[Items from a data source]
+++
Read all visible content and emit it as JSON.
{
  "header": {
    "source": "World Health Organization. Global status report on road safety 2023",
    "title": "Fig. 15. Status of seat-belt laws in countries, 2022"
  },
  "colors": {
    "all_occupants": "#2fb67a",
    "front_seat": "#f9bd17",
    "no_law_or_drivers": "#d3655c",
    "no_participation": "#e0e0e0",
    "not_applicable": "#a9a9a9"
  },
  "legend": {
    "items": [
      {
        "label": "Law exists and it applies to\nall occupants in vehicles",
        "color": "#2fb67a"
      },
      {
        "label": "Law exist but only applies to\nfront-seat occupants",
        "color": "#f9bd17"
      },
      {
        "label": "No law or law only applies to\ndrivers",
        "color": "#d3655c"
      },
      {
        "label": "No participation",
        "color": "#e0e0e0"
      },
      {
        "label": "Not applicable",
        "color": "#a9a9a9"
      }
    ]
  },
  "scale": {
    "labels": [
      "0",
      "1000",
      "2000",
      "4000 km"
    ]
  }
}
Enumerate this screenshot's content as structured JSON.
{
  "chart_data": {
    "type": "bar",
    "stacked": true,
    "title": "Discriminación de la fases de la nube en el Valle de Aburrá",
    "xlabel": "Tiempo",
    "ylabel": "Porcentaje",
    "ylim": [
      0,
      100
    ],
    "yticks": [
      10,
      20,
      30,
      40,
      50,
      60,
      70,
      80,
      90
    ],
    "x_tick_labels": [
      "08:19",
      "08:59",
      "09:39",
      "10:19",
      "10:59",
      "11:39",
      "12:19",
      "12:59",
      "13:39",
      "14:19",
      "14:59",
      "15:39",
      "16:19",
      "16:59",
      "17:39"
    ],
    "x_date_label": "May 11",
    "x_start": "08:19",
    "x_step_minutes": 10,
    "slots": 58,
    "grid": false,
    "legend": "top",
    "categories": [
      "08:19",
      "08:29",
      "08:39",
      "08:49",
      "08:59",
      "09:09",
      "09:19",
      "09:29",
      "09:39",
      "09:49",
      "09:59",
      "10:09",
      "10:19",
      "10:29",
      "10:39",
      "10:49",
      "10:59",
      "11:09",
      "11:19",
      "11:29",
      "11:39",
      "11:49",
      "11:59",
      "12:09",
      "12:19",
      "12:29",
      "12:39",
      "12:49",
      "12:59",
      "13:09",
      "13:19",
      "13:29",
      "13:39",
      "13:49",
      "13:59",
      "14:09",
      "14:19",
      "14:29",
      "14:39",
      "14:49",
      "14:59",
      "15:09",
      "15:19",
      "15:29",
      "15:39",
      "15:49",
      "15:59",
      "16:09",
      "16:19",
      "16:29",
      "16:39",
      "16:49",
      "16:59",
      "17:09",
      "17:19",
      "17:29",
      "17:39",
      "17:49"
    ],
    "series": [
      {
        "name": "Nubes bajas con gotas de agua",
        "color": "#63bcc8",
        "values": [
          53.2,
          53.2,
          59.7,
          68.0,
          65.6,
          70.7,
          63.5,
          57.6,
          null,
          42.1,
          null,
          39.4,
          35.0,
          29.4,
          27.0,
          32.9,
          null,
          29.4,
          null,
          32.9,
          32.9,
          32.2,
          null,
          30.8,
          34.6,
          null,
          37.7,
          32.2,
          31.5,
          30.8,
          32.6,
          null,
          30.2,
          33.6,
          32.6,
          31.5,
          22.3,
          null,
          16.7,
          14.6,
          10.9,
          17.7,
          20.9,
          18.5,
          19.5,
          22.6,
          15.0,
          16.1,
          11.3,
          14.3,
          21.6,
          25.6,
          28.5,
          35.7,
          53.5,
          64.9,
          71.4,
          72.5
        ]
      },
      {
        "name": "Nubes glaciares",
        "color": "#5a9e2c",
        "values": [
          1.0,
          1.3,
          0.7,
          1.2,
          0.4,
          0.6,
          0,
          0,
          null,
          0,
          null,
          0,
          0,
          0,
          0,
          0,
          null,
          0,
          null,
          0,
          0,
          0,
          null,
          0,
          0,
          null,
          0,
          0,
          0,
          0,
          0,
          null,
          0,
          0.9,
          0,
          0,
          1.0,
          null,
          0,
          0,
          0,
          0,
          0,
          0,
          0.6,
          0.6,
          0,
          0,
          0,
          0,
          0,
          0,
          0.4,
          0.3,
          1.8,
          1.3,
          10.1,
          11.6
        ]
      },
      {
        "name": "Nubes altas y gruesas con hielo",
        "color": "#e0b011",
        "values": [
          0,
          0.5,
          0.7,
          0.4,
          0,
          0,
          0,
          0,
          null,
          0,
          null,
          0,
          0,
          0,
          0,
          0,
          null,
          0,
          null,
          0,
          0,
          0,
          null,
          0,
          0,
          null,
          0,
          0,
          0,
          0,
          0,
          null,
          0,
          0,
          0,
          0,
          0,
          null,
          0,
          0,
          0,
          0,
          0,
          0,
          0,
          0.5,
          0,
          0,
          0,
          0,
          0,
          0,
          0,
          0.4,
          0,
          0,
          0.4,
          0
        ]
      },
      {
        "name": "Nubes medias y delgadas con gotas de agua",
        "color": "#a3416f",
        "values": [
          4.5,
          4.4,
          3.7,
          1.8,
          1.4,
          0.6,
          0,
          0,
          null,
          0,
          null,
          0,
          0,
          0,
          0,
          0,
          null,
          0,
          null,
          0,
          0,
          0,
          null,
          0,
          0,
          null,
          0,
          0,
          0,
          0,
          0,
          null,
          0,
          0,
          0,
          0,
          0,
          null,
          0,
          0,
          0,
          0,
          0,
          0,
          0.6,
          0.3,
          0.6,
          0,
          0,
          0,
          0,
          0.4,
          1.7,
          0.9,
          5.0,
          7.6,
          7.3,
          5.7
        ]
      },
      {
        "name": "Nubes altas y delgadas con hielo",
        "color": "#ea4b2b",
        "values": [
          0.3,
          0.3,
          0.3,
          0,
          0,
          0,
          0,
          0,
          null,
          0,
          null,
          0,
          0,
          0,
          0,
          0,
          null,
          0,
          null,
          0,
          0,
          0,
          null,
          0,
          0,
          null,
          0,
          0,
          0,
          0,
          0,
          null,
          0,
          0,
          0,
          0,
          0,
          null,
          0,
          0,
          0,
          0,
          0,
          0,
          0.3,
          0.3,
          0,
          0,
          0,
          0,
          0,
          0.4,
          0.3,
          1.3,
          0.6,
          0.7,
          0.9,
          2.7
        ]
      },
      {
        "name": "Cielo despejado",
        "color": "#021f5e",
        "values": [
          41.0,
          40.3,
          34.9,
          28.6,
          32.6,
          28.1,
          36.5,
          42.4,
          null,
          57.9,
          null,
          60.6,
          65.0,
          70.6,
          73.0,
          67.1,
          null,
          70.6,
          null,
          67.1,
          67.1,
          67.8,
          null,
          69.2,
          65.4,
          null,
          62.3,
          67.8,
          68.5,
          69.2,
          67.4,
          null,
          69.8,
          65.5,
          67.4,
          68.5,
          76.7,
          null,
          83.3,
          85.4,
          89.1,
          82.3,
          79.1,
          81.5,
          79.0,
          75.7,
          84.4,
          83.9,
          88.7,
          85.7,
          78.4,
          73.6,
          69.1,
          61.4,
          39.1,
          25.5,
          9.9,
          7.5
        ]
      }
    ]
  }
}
+++
Task brief:
Your answer should be one number: the count of lines in the data above that include the word "JSON".

Reply to the exercise:
2